WHAT THE EXERCISE ASKS — Make an exact copy of every entry below, with the pictures left out.

<<<<

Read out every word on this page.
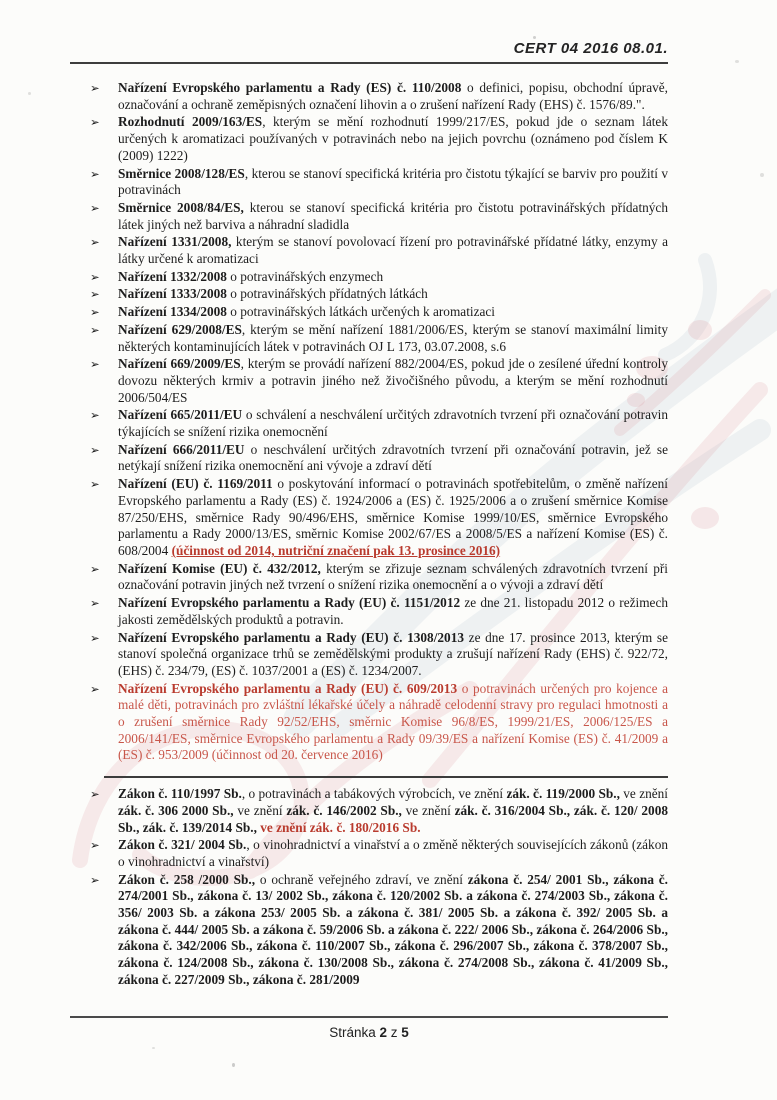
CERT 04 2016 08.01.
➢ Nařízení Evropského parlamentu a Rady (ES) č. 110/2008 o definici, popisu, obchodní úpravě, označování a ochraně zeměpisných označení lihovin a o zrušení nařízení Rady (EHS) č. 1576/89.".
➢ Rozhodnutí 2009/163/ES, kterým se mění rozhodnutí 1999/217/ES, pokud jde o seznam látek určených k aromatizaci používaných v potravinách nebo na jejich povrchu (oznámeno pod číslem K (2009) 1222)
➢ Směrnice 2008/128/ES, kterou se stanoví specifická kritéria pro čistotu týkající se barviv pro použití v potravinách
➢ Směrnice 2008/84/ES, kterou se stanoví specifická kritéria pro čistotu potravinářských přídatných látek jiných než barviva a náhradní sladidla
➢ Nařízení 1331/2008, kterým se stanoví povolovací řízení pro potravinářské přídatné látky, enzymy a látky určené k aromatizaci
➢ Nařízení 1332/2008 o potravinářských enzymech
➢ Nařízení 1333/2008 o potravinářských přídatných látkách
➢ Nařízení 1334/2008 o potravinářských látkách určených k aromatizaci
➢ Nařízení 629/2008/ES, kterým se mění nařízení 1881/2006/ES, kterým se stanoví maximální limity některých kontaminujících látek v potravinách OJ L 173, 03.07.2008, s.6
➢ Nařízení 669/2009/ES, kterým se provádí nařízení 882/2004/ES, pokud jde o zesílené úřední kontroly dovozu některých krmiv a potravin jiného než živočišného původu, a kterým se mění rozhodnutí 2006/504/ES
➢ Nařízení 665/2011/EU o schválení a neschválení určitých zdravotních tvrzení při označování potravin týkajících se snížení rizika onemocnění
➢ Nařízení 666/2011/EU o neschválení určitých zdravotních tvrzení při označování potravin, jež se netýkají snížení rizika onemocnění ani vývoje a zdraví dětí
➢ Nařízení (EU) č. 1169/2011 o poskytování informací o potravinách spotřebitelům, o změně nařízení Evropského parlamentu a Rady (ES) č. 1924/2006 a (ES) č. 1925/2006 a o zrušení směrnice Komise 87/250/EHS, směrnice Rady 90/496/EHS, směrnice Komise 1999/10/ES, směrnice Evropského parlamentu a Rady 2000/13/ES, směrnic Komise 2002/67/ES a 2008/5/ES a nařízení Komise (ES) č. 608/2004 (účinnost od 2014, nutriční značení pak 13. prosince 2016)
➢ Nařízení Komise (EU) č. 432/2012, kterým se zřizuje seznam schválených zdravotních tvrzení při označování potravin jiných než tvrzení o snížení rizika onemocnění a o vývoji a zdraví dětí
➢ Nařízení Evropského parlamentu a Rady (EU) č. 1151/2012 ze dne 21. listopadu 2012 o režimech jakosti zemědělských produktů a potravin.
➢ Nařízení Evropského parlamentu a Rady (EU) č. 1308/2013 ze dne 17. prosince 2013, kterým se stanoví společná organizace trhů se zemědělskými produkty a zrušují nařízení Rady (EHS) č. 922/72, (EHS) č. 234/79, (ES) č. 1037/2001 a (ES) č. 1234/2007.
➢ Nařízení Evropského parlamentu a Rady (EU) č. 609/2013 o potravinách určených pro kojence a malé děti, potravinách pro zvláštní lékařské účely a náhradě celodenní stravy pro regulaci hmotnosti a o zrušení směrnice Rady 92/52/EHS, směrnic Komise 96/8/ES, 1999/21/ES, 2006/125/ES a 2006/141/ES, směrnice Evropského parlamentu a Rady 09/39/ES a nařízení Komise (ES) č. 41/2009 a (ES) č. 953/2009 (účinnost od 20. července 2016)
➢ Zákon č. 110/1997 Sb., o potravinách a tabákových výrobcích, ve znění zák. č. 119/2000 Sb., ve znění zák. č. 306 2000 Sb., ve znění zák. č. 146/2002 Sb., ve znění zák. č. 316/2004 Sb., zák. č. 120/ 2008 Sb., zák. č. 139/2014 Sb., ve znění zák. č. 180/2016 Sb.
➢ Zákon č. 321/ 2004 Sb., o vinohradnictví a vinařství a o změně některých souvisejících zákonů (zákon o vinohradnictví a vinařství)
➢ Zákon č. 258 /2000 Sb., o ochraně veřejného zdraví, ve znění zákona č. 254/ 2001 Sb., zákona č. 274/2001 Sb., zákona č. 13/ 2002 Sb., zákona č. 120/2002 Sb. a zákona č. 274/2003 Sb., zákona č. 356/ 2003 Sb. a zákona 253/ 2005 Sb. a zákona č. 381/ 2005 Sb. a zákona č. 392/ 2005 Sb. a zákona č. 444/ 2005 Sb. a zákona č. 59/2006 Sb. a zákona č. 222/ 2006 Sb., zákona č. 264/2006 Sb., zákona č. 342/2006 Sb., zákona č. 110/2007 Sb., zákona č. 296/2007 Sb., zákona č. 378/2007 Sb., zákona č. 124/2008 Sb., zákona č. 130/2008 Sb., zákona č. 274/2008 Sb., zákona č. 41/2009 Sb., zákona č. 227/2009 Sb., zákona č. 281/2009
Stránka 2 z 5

>>>>

SOLUTION FOR THIS EXERCISE —
Read out every word on this page.
CERT 04 2016 08.01.
➢ Nařízení Evropského parlamentu a Rady (ES) č. 110/2008 o definici, popisu, obchodní úpravě, označování a ochraně zeměpisných označení lihovin a o zrušení nařízení Rady (EHS) č. 1576/89.".
➢ Rozhodnutí 2009/163/ES, kterým se mění rozhodnutí 1999/217/ES, pokud jde o seznam látek určených k aromatizaci používaných v potravinách nebo na jejich povrchu (oznámeno pod číslem K (2009) 1222)
➢ Směrnice 2008/128/ES, kterou se stanoví specifická kritéria pro čistotu týkající se barviv pro použití v potravinách
➢ Směrnice 2008/84/ES, kterou se stanoví specifická kritéria pro čistotu potravinářských přídatných látek jiných než barviva a náhradní sladidla
➢ Nařízení 1331/2008, kterým se stanoví povolovací řízení pro potravinářské přídatné látky, enzymy a látky určené k aromatizaci
➢ Nařízení 1332/2008 o potravinářských enzymech
➢ Nařízení 1333/2008 o potravinářských přídatných látkách
➢ Nařízení 1334/2008 o potravinářských látkách určených k aromatizaci
➢ Nařízení 629/2008/ES, kterým se mění nařízení 1881/2006/ES, kterým se stanoví maximální limity některých kontaminujících látek v potravinách OJ L 173, 03.07.2008, s.6
➢ Nařízení 669/2009/ES, kterým se provádí nařízení 882/2004/ES, pokud jde o zesílené úřední kontroly dovozu některých krmiv a potravin jiného než živočišného původu, a kterým se mění rozhodnutí 2006/504/ES
➢ Nařízení 665/2011/EU o schválení a neschválení určitých zdravotních tvrzení při označování potravin týkajících se snížení rizika onemocnění
➢ Nařízení 666/2011/EU o neschválení určitých zdravotních tvrzení při označování potravin, jež se netýkají snížení rizika onemocnění ani vývoje a zdraví dětí
➢ Nařízení (EU) č. 1169/2011 o poskytování informací o potravinách spotřebitelům, o změně nařízení Evropského parlamentu a Rady (ES) č. 1924/2006 a (ES) č. 1925/2006 a o zrušení směrnice Komise 87/250/EHS, směrnice Rady 90/496/EHS, směrnice Komise 1999/10/ES, směrnice Evropského parlamentu a Rady 2000/13/ES, směrnic Komise 2002/67/ES a 2008/5/ES a nařízení Komise (ES) č. 608/2004 (účinnost od 2014, nutriční značení pak 13. prosince 2016)
➢ Nařízení Komise (EU) č. 432/2012, kterým se zřizuje seznam schválených zdravotních tvrzení při označování potravin jiných než tvrzení o snížení rizika onemocnění a o vývoji a zdraví dětí
➢ Nařízení Evropského parlamentu a Rady (EU) č. 1151/2012 ze dne 21. listopadu 2012 o režimech jakosti zemědělských produktů a potravin.
➢ Nařízení Evropského parlamentu a Rady (EU) č. 1308/2013 ze dne 17. prosince 2013, kterým se stanoví společná organizace trhů se zemědělskými produkty a zrušují nařízení Rady (EHS) č. 922/72, (EHS) č. 234/79, (ES) č. 1037/2001 a (ES) č. 1234/2007.
➢ Nařízení Evropského parlamentu a Rady (EU) č. 609/2013 o potravinách určených pro kojence a malé děti, potravinách pro zvláštní lékařské účely a náhradě celodenní stravy pro regulaci hmotnosti a o zrušení směrnice Rady 92/52/EHS, směrnic Komise 96/8/ES, 1999/21/ES, 2006/125/ES a 2006/141/ES, směrnice Evropského parlamentu a Rady 09/39/ES a nařízení Komise (ES) č. 41/2009 a (ES) č. 953/2009 (účinnost od 20. července 2016)
➢ Zákon č. 110/1997 Sb., o potravinách a tabákových výrobcích, ve znění zák. č. 119/2000 Sb., ve znění zák. č. 306 2000 Sb., ve znění zák. č. 146/2002 Sb., ve znění zák. č. 316/2004 Sb., zák. č. 120/ 2008 Sb., zák. č. 139/2014 Sb., ve znění zák. č. 180/2016 Sb.
➢ Zákon č. 321/ 2004 Sb., o vinohradnictví a vinařství a o změně některých souvisejících zákonů (zákon o vinohradnictví a vinařství)
➢ Zákon č. 258 /2000 Sb., o ochraně veřejného zdraví, ve znění zákona č. 254/ 2001 Sb., zákona č. 274/2001 Sb., zákona č. 13/ 2002 Sb., zákona č. 120/2002 Sb. a zákona č. 274/2003 Sb., zákona č. 356/ 2003 Sb. a zákona 253/ 2005 Sb. a zákona č. 381/ 2005 Sb. a zákona č. 392/ 2005 Sb. a zákona č. 444/ 2005 Sb. a zákona č. 59/2006 Sb. a zákona č. 222/ 2006 Sb., zákona č. 264/2006 Sb., zákona č. 342/2006 Sb., zákona č. 110/2007 Sb., zákona č. 296/2007 Sb., zákona č. 378/2007 Sb., zákona č. 124/2008 Sb., zákona č. 130/2008 Sb., zákona č. 274/2008 Sb., zákona č. 41/2009 Sb., zákona č. 227/2009 Sb., zákona č. 281/2009
Stránka 2 z 5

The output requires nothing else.